TASK INSTRUCTIONS: Rewrite the entries below, replacing each occurrence of "x-tick-label" with "date-label" and keeping every other character the same.

[START OF PROVIDED INFORMATION]

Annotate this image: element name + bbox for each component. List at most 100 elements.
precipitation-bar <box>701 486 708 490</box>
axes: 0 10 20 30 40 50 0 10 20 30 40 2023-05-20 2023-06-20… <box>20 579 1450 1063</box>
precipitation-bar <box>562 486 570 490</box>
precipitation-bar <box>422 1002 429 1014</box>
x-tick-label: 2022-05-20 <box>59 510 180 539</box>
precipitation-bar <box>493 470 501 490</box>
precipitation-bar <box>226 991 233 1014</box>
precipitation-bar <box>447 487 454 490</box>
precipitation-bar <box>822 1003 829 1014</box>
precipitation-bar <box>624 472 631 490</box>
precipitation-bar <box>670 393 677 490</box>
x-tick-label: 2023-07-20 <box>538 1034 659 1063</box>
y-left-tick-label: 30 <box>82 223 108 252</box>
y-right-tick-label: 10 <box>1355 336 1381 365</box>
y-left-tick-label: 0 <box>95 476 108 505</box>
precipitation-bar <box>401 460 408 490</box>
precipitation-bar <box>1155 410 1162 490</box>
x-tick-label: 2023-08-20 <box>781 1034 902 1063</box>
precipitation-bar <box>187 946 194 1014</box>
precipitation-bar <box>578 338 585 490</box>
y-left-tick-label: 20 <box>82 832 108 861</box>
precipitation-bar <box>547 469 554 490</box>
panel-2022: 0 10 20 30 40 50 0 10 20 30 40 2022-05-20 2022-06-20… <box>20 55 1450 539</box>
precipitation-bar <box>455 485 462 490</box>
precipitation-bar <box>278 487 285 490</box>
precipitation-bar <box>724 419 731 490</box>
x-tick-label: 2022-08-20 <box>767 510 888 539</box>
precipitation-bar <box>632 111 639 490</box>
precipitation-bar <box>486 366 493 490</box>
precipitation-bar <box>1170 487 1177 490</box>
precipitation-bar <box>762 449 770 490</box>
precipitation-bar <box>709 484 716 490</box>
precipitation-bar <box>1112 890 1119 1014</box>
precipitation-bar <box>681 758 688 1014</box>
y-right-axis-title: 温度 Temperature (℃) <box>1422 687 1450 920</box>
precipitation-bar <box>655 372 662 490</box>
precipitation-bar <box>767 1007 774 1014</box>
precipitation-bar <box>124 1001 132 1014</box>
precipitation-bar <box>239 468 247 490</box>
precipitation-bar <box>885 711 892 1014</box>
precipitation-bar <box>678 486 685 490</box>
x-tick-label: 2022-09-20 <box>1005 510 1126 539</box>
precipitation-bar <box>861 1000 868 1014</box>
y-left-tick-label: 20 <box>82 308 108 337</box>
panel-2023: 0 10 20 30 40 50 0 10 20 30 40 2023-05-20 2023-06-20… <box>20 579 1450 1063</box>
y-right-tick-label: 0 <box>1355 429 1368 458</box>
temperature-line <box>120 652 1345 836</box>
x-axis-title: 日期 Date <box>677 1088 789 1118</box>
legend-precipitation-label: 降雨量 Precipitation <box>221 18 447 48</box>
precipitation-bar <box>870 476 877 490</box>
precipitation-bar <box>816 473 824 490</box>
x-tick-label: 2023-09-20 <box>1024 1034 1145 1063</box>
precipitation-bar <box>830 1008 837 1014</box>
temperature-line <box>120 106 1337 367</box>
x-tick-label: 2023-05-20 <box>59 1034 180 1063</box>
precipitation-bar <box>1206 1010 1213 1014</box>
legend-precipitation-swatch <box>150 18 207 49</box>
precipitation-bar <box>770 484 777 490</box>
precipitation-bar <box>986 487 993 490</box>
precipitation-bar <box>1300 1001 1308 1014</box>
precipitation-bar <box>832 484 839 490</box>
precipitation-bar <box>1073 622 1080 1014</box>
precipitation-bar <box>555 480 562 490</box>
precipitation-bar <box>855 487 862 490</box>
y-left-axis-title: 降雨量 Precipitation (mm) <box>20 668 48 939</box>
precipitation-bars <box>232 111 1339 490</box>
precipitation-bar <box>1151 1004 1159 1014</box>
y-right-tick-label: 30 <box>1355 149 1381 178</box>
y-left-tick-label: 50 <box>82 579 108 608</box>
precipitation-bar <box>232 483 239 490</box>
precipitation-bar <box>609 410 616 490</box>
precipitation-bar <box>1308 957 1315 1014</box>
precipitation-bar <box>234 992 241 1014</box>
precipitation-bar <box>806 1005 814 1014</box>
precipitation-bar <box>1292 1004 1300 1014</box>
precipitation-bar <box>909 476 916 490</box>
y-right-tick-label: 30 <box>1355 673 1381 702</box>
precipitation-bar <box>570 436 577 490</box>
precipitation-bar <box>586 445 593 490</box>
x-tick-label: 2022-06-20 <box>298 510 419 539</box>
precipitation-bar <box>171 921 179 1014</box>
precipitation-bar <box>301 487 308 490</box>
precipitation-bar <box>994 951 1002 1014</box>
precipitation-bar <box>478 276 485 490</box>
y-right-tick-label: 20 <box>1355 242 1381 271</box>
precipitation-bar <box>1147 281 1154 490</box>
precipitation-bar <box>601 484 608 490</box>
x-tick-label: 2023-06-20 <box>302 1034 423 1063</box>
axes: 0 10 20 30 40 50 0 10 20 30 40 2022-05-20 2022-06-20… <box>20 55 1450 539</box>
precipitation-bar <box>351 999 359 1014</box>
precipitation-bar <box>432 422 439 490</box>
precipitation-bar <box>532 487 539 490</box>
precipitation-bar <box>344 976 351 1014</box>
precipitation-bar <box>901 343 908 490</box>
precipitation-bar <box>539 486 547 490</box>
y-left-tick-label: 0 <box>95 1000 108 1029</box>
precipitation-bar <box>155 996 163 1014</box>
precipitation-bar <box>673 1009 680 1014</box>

[END OF PROVIDED INFORMATION]

RESPONSE TO THIS TASK:
Annotate this image: element name + bbox for each component. List at most 100 elements.
precipitation-bar <box>701 486 708 490</box>
axes: 0 10 20 30 40 50 0 10 20 30 40 2023-05-20 2023-06-20… <box>20 579 1450 1063</box>
precipitation-bar <box>562 486 570 490</box>
precipitation-bar <box>422 1002 429 1014</box>
date-label: 2022-05-20 <box>59 510 180 539</box>
precipitation-bar <box>493 470 501 490</box>
precipitation-bar <box>226 991 233 1014</box>
precipitation-bar <box>447 487 454 490</box>
precipitation-bar <box>822 1003 829 1014</box>
precipitation-bar <box>624 472 631 490</box>
precipitation-bar <box>670 393 677 490</box>
date-label: 2023-07-20 <box>538 1034 659 1063</box>
y-left-tick-label: 30 <box>82 223 108 252</box>
y-right-tick-label: 10 <box>1355 336 1381 365</box>
y-left-tick-label: 0 <box>95 476 108 505</box>
precipitation-bar <box>401 460 408 490</box>
precipitation-bar <box>1155 410 1162 490</box>
date-label: 2023-08-20 <box>781 1034 902 1063</box>
precipitation-bar <box>187 946 194 1014</box>
precipitation-bar <box>578 338 585 490</box>
y-left-tick-label: 20 <box>82 832 108 861</box>
precipitation-bar <box>547 469 554 490</box>
panel-2022: 0 10 20 30 40 50 0 10 20 30 40 2022-05-20 2022-06-20… <box>20 55 1450 539</box>
precipitation-bar <box>455 485 462 490</box>
precipitation-bar <box>278 487 285 490</box>
precipitation-bar <box>724 419 731 490</box>
date-label: 2022-08-20 <box>767 510 888 539</box>
precipitation-bar <box>632 111 639 490</box>
precipitation-bar <box>486 366 493 490</box>
precipitation-bar <box>1170 487 1177 490</box>
precipitation-bar <box>762 449 770 490</box>
precipitation-bar <box>709 484 716 490</box>
precipitation-bar <box>1112 890 1119 1014</box>
precipitation-bar <box>681 758 688 1014</box>
y-right-axis-title: 温度 Temperature (℃) <box>1422 687 1450 920</box>
precipitation-bar <box>655 372 662 490</box>
precipitation-bar <box>767 1007 774 1014</box>
precipitation-bar <box>124 1001 132 1014</box>
precipitation-bar <box>239 468 247 490</box>
precipitation-bar <box>885 711 892 1014</box>
precipitation-bar <box>678 486 685 490</box>
date-label: 2022-09-20 <box>1005 510 1126 539</box>
precipitation-bar <box>861 1000 868 1014</box>
y-left-tick-label: 20 <box>82 308 108 337</box>
panel-2023: 0 10 20 30 40 50 0 10 20 30 40 2023-05-20 2023-06-20… <box>20 579 1450 1063</box>
y-right-tick-label: 0 <box>1355 429 1368 458</box>
temperature-line <box>120 652 1345 836</box>
x-axis-title: 日期 Date <box>677 1088 789 1118</box>
legend-precipitation-label: 降雨量 Precipitation <box>221 18 447 48</box>
precipitation-bar <box>870 476 877 490</box>
precipitation-bar <box>816 473 824 490</box>
date-label: 2023-09-20 <box>1024 1034 1145 1063</box>
precipitation-bar <box>830 1008 837 1014</box>
temperature-line <box>120 106 1337 367</box>
date-label: 2023-05-20 <box>59 1034 180 1063</box>
precipitation-bar <box>1206 1010 1213 1014</box>
legend-precipitation-swatch <box>150 18 207 49</box>
precipitation-bar <box>770 484 777 490</box>
precipitation-bar <box>986 487 993 490</box>
precipitation-bar <box>1300 1001 1308 1014</box>
precipitation-bar <box>832 484 839 490</box>
precipitation-bar <box>1073 622 1080 1014</box>
precipitation-bar <box>555 480 562 490</box>
precipitation-bar <box>855 487 862 490</box>
y-left-axis-title: 降雨量 Precipitation (mm) <box>20 668 48 939</box>
precipitation-bars <box>232 111 1339 490</box>
precipitation-bar <box>1151 1004 1159 1014</box>
y-right-tick-label: 30 <box>1355 149 1381 178</box>
y-left-tick-label: 50 <box>82 579 108 608</box>
precipitation-bar <box>232 483 239 490</box>
precipitation-bar <box>609 410 616 490</box>
precipitation-bar <box>1308 957 1315 1014</box>
precipitation-bar <box>234 992 241 1014</box>
precipitation-bar <box>806 1005 814 1014</box>
precipitation-bar <box>1292 1004 1300 1014</box>
precipitation-bar <box>909 476 916 490</box>
y-right-tick-label: 30 <box>1355 673 1381 702</box>
precipitation-bar <box>570 436 577 490</box>
precipitation-bar <box>586 445 593 490</box>
date-label: 2022-06-20 <box>298 510 419 539</box>
precipitation-bar <box>171 921 179 1014</box>
precipitation-bar <box>301 487 308 490</box>
precipitation-bar <box>994 951 1002 1014</box>
precipitation-bar <box>478 276 485 490</box>
y-right-tick-label: 20 <box>1355 242 1381 271</box>
precipitation-bar <box>1147 281 1154 490</box>
precipitation-bar <box>601 484 608 490</box>
date-label: 2023-06-20 <box>302 1034 423 1063</box>
axes: 0 10 20 30 40 50 0 10 20 30 40 2022-05-20 2022-06-20… <box>20 55 1450 539</box>
precipitation-bar <box>351 999 359 1014</box>
precipitation-bar <box>432 422 439 490</box>
precipitation-bar <box>532 487 539 490</box>
precipitation-bar <box>344 976 351 1014</box>
precipitation-bar <box>901 343 908 490</box>
precipitation-bar <box>539 486 547 490</box>
y-left-tick-label: 0 <box>95 1000 108 1029</box>
precipitation-bar <box>155 996 163 1014</box>
precipitation-bar <box>673 1009 680 1014</box>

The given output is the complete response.